--- START OF Input for this task ---

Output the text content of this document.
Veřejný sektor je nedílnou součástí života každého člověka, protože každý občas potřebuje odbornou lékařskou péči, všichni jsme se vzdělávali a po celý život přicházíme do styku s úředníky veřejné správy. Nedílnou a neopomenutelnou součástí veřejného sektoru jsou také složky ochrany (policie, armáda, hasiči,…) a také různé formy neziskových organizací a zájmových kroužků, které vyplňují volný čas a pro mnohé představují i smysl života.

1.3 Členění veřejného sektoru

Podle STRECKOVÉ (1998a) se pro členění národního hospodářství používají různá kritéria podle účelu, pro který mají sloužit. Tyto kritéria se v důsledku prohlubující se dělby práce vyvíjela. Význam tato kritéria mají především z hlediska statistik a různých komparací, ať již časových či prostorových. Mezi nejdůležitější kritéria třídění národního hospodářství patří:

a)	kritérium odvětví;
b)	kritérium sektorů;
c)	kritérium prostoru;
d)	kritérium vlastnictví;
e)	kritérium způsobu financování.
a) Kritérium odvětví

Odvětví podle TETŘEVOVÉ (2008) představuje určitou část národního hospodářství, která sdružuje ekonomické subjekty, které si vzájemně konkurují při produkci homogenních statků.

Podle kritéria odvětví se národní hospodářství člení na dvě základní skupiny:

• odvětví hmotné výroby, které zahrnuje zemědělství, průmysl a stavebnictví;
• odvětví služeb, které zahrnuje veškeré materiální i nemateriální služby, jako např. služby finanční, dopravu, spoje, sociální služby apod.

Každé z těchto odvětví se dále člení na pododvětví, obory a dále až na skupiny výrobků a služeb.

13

--- END OF Input for this task ---

● Directions: Within the data above, pick out all lines holding the word "skupiny".

● Task response:
Podle kritéria odvětví se národní hospodářství člení na dvě základní skupiny:
Každé z těchto odvětví se dále člení na pododvětví, obory a dále až na skupiny výrobků a služeb.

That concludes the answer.